▶ _Problem details_:
Every line containing the word "xlabel" needs to be found and copied.
══ Supplied information ══
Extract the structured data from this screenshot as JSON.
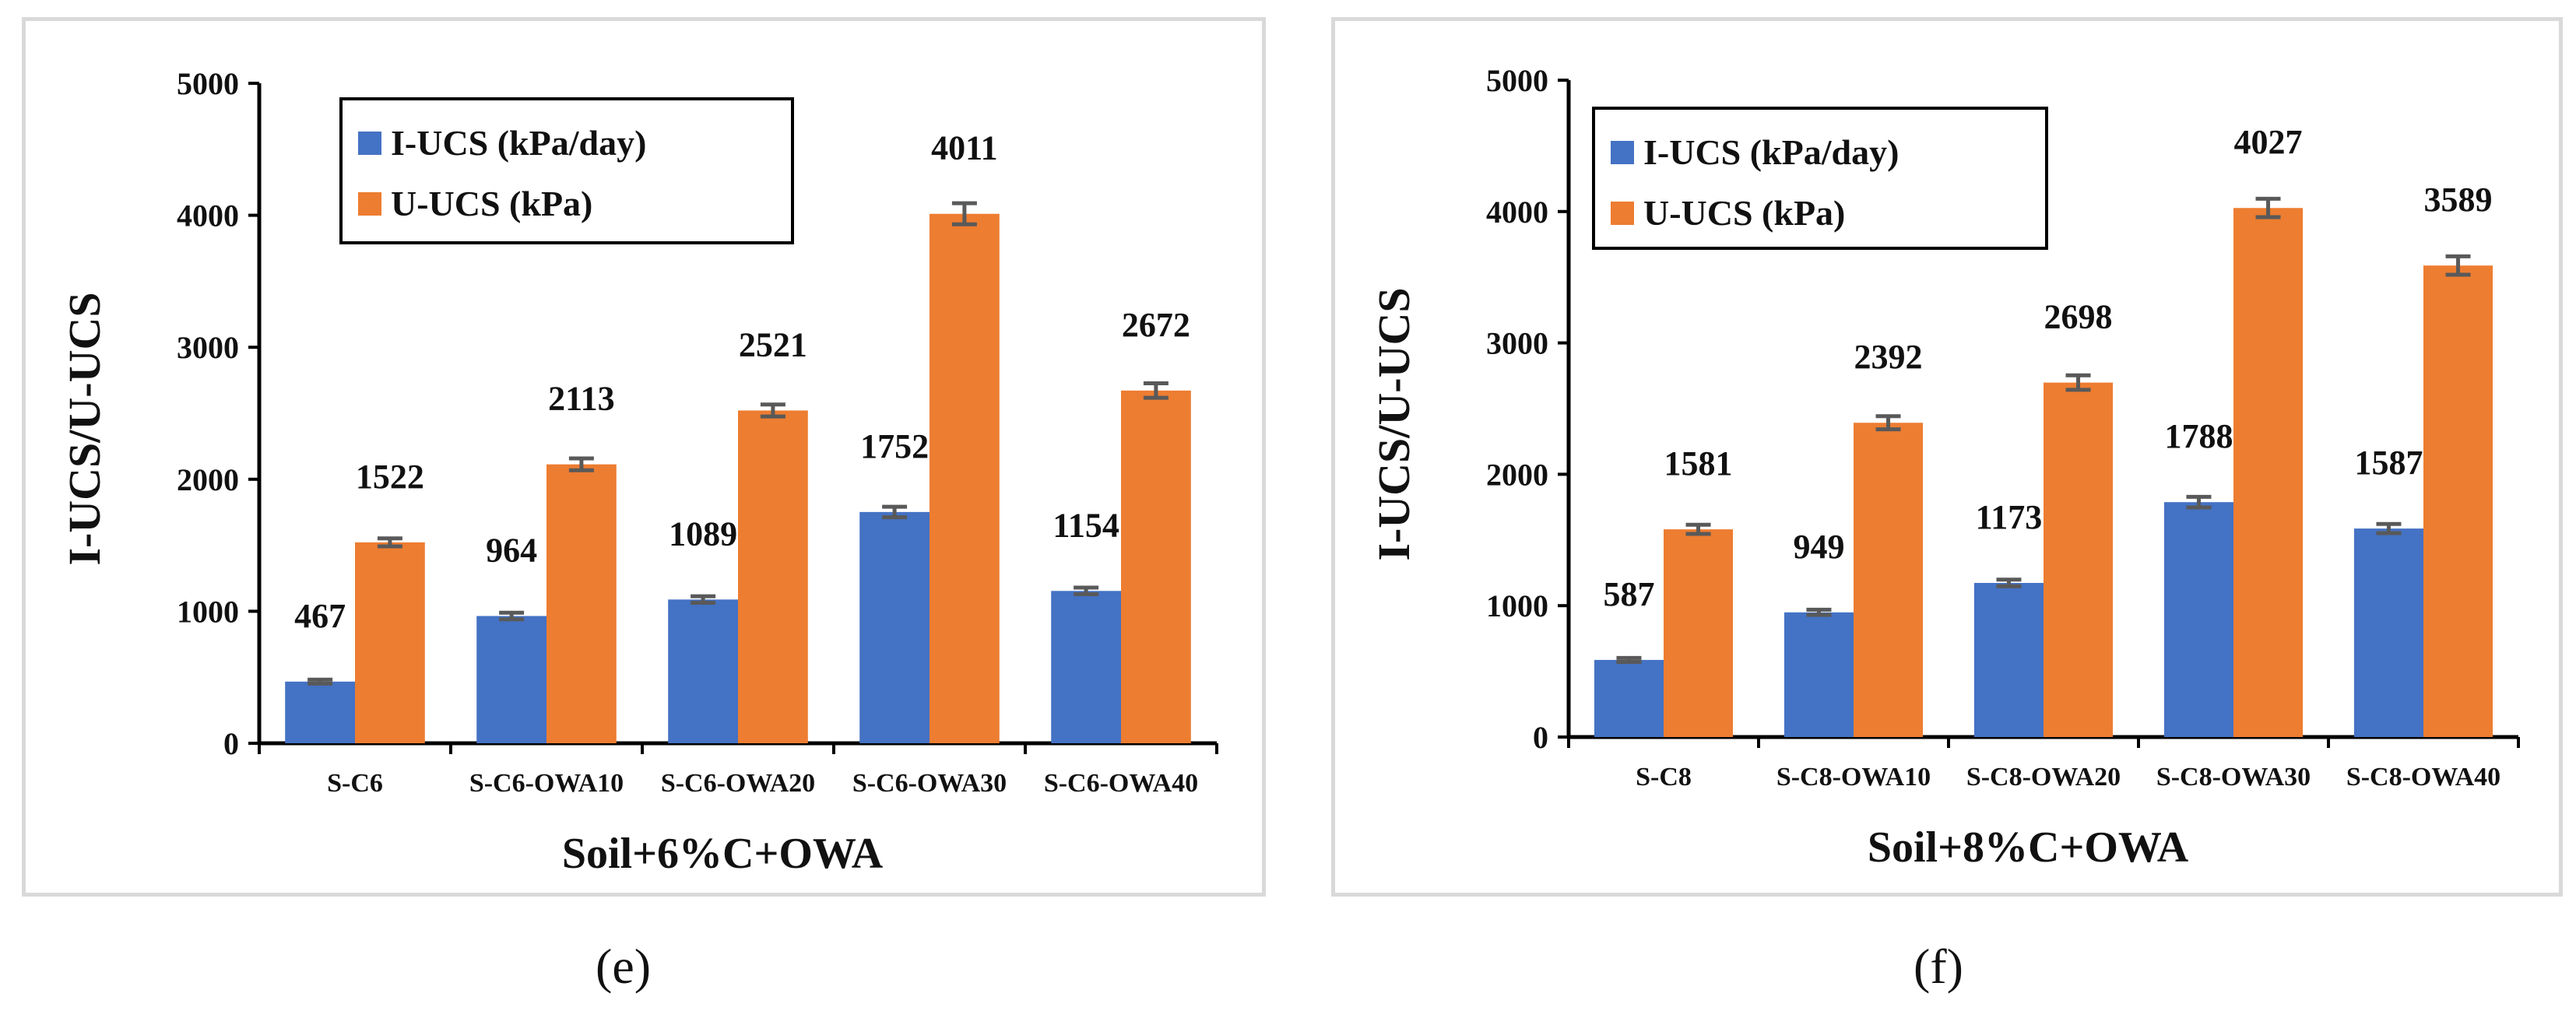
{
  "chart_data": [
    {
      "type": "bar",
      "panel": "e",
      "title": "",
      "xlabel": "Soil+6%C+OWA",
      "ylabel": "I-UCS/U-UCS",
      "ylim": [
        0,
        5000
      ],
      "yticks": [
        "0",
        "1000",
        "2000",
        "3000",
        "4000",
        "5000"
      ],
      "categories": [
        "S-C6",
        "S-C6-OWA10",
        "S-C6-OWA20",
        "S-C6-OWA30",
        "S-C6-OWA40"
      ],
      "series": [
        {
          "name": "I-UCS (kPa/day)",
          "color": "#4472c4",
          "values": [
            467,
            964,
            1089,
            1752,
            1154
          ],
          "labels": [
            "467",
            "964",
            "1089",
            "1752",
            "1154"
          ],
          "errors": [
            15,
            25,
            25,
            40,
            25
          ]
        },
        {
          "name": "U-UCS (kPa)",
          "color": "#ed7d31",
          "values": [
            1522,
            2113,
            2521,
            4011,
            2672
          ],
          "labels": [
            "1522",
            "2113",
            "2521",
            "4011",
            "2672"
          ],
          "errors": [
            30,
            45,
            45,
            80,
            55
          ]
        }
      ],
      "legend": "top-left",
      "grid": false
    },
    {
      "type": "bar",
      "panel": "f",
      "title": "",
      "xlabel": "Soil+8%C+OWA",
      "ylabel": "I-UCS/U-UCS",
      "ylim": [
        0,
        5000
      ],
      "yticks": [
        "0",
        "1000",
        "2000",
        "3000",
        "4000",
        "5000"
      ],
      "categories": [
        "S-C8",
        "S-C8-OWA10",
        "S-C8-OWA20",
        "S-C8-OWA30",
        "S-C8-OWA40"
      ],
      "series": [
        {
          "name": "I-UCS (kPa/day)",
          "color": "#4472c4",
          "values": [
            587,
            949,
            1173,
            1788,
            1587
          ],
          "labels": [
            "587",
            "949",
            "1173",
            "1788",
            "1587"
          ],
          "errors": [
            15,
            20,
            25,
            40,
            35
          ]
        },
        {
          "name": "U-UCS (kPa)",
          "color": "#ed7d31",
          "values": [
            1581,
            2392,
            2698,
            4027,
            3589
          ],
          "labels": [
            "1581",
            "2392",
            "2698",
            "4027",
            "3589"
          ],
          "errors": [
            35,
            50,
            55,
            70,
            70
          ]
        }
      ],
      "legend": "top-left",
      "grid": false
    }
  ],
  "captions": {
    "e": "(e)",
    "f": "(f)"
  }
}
═══
▶ _Answer to this exercise_:
      "xlabel": "Soil+6%C+OWA",
      "xlabel": "Soil+8%C+OWA",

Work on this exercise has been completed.